RECORDED INFORMATION:
┌────────

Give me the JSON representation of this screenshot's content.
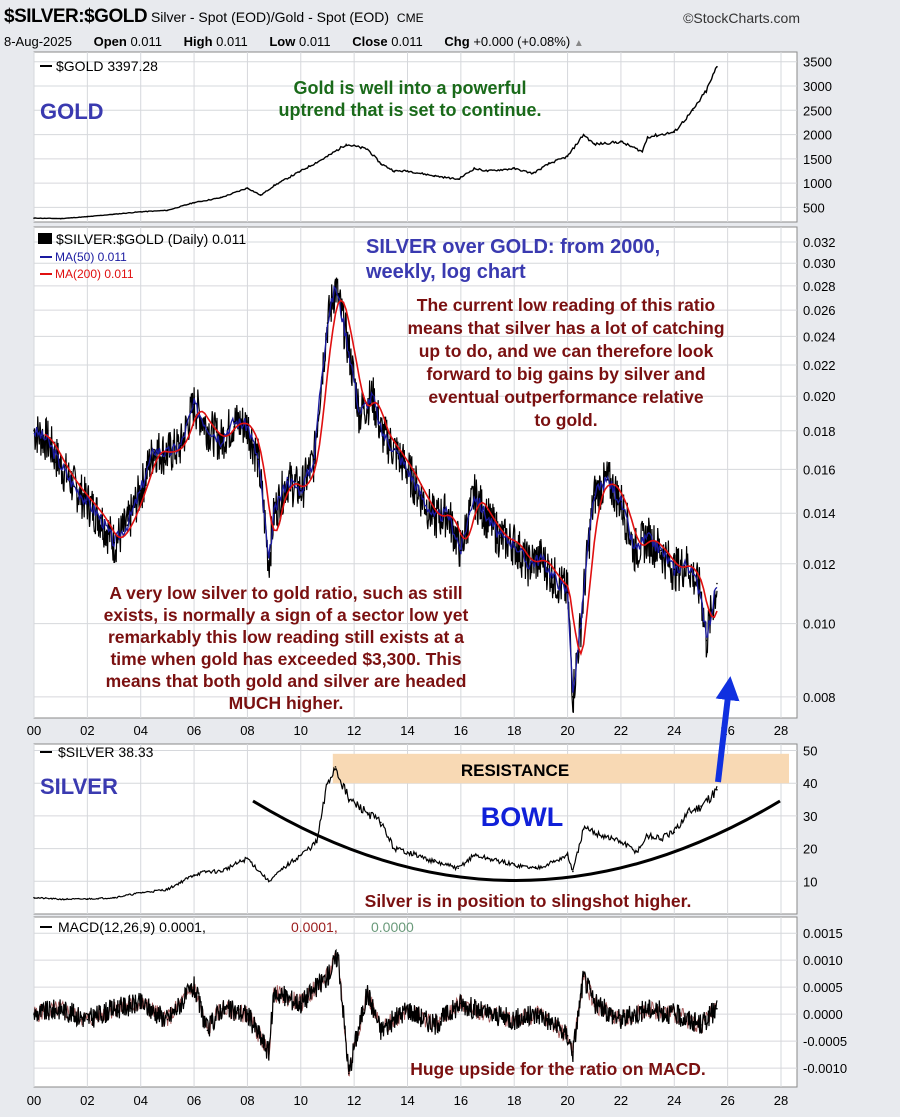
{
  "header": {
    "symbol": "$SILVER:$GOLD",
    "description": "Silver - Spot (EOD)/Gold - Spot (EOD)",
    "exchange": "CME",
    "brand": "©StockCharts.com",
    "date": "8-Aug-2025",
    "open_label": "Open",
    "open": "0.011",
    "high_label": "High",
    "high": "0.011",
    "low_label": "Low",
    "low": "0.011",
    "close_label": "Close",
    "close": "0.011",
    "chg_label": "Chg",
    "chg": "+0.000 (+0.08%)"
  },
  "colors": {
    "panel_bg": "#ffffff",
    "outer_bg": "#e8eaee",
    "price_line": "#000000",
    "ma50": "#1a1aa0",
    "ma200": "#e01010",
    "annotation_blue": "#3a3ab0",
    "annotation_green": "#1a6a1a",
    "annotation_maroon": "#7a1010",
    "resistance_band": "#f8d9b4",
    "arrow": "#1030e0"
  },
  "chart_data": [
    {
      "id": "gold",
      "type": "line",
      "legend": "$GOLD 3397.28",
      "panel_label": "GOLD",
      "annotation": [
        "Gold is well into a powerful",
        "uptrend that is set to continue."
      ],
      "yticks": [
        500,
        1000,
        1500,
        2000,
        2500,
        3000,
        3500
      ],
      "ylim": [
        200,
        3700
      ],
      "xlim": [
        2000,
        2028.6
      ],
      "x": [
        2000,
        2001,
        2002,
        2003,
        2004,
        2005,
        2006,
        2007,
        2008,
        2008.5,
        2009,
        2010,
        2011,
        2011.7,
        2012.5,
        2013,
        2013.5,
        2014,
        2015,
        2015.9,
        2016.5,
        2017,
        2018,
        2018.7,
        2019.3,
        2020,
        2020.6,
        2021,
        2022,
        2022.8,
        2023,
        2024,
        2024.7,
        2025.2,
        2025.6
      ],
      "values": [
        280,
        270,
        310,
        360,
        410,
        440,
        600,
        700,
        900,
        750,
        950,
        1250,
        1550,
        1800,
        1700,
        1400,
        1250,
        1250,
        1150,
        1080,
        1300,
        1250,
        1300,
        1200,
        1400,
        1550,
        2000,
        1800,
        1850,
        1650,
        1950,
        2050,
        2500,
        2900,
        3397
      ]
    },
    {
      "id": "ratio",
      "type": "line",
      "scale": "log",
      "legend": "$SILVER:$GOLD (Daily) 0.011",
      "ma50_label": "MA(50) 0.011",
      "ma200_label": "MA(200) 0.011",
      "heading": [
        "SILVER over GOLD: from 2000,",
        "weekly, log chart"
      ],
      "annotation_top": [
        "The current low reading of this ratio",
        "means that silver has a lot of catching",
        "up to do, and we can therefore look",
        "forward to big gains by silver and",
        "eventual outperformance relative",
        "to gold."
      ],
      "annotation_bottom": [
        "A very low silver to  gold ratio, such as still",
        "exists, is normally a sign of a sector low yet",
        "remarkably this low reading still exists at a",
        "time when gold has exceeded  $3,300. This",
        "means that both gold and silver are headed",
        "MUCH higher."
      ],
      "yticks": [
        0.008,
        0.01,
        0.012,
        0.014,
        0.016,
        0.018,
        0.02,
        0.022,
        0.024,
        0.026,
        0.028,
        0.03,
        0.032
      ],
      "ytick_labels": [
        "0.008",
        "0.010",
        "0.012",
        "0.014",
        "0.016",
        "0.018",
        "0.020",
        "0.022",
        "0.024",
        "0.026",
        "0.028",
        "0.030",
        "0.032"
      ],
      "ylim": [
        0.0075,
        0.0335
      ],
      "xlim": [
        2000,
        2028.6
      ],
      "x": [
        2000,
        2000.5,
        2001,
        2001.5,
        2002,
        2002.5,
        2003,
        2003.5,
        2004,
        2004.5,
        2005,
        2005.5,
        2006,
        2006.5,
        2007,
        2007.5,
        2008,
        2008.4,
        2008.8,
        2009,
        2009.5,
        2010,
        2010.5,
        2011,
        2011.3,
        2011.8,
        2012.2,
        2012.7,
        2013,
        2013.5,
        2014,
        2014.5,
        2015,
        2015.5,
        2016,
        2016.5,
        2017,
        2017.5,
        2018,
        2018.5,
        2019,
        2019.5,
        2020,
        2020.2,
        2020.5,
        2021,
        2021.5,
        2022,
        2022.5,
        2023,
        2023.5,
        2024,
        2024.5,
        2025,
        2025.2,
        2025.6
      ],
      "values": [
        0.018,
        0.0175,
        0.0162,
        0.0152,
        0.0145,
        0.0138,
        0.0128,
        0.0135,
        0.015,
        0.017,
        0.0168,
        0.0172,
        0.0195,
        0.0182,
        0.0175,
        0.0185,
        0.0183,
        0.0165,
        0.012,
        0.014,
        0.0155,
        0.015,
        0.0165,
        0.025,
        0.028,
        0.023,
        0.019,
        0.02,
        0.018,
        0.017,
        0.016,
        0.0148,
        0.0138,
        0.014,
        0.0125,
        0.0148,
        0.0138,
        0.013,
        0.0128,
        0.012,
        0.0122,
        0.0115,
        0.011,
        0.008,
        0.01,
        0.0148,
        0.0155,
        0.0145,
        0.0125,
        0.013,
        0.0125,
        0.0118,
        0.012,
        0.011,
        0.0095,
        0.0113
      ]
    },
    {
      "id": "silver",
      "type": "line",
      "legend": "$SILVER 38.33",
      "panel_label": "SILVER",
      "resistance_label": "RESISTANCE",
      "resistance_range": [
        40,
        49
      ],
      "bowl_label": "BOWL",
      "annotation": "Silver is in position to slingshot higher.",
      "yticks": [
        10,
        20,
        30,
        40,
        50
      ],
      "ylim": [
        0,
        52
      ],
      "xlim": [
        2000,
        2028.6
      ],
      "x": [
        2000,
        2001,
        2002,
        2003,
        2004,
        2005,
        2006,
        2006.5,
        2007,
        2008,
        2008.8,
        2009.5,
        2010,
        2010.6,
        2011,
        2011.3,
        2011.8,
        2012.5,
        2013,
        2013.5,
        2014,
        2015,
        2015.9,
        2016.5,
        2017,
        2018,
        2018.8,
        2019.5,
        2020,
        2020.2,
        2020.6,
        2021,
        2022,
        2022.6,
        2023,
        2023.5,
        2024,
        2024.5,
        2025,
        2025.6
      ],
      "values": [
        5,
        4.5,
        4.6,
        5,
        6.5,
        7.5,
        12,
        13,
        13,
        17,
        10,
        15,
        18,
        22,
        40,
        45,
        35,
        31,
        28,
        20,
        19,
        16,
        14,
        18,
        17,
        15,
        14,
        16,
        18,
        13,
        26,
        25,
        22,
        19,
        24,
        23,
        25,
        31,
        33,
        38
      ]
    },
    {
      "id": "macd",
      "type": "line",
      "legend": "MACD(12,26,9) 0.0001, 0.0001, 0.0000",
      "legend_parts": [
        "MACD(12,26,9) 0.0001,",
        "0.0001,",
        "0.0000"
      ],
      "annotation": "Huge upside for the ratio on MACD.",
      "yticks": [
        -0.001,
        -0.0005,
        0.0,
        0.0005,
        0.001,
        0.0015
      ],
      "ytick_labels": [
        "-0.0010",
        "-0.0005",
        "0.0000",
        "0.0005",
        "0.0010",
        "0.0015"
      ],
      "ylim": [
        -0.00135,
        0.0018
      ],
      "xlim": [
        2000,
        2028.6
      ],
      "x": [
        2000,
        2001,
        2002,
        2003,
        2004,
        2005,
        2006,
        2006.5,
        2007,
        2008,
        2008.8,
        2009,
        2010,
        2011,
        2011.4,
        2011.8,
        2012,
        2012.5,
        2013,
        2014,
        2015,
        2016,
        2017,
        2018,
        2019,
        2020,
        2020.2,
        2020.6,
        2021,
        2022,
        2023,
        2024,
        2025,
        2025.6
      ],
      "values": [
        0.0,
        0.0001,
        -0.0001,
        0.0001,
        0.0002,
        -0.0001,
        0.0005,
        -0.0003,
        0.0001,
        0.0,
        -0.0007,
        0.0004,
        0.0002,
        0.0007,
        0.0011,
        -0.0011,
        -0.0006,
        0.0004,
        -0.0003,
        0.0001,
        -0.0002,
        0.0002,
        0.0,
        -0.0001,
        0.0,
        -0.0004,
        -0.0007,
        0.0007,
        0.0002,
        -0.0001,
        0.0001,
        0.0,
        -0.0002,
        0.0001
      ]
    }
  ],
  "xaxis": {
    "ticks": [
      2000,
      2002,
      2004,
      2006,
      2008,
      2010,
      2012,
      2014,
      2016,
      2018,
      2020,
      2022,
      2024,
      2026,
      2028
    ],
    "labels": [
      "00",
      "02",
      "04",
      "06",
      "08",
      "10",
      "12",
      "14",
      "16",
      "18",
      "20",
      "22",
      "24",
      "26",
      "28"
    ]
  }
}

└────────
┌────────

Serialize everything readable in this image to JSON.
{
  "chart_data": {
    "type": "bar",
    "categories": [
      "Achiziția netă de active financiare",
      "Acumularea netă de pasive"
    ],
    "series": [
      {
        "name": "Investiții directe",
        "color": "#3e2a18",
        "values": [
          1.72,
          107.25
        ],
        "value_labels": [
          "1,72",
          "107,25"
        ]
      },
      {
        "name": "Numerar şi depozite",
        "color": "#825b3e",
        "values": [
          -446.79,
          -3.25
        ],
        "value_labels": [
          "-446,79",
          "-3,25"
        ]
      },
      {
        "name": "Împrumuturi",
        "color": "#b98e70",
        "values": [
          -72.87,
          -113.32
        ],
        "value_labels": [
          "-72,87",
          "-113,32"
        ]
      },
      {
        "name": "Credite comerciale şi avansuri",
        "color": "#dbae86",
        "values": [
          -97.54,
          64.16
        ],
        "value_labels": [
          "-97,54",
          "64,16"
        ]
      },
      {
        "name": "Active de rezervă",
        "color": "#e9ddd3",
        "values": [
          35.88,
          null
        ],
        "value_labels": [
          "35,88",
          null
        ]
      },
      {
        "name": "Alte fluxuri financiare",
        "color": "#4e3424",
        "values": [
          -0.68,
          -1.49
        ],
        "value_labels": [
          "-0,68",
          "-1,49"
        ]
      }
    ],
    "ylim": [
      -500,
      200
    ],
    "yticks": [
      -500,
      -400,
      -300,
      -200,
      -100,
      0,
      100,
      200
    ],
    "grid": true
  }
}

└────────

THE TASK:
Using the listing above, pull out all lines that hold the word "ratio".

RESULT OF THIS EXERCISE:
      "id": "ratio",
        "The current low reading of this ratio",
        "A very low silver to  gold ratio, such as still",
      "annotation": "Huge upside for the ratio on MACD.",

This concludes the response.